# Direction:
Without including any images, repeat the data exactly.

Data extracted from a collection

* BEGIN *

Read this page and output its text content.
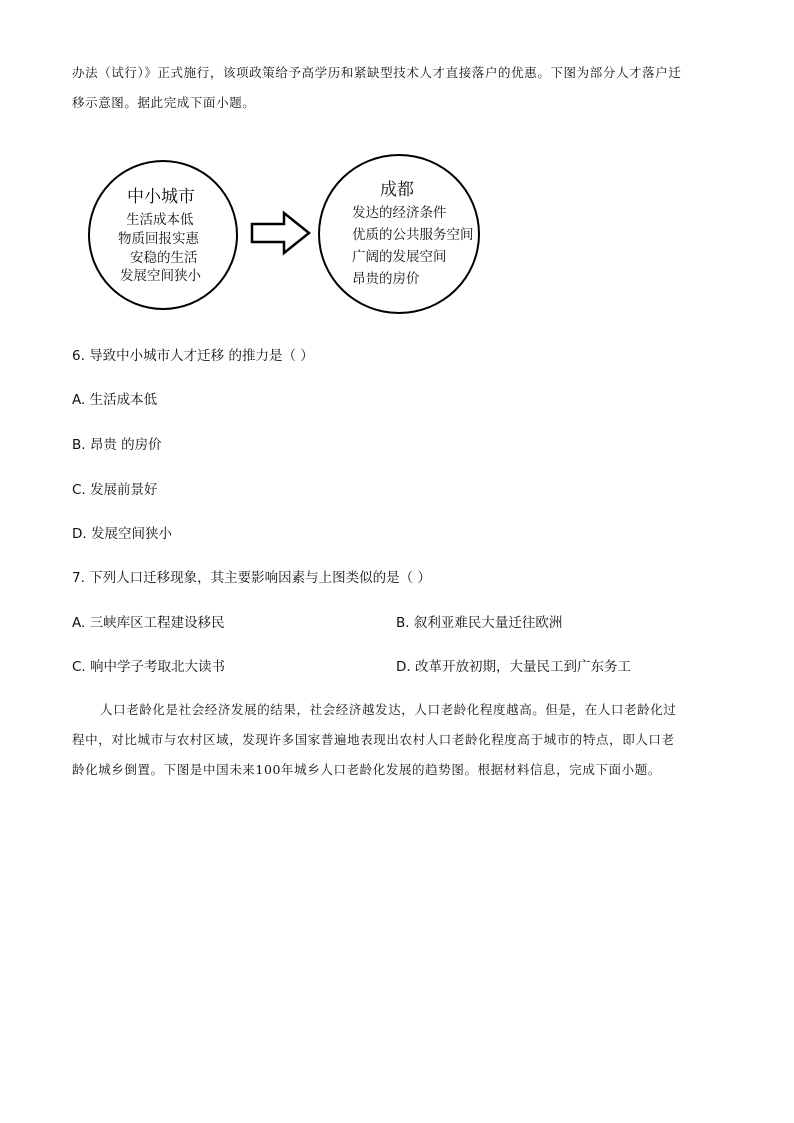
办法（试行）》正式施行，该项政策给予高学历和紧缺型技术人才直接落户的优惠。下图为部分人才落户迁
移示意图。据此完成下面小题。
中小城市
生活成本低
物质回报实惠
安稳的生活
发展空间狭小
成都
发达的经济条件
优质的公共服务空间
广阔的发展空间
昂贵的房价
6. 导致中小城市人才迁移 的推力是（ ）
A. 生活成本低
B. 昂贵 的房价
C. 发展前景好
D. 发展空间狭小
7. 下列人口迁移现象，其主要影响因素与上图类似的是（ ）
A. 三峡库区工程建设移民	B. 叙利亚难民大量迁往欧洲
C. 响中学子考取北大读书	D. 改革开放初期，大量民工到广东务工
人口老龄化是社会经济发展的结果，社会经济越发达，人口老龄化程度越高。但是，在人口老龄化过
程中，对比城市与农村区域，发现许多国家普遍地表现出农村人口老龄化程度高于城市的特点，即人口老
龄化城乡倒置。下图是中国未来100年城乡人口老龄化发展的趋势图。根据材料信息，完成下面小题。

* END *

# Finished task:
Read this page and output its text content.
办法（试行）》正式施行，该项政策给予高学历和紧缺型技术人才直接落户的优惠。下图为部分人才落户迁
移示意图。据此完成下面小题。
中小城市
生活成本低
物质回报实惠
安稳的生活
发展空间狭小
成都
发达的经济条件
优质的公共服务空间
广阔的发展空间
昂贵的房价
6. 导致中小城市人才迁移 的推力是（ ）
A. 生活成本低
B. 昂贵 的房价
C. 发展前景好
D. 发展空间狭小
7. 下列人口迁移现象，其主要影响因素与上图类似的是（ ）
A. 三峡库区工程建设移民	B. 叙利亚难民大量迁往欧洲
C. 响中学子考取北大读书	D. 改革开放初期，大量民工到广东务工
人口老龄化是社会经济发展的结果，社会经济越发达，人口老龄化程度越高。但是，在人口老龄化过
程中，对比城市与农村区域，发现许多国家普遍地表现出农村人口老龄化程度高于城市的特点，即人口老
龄化城乡倒置。下图是中国未来100年城乡人口老龄化发展的趋势图。根据材料信息，完成下面小题。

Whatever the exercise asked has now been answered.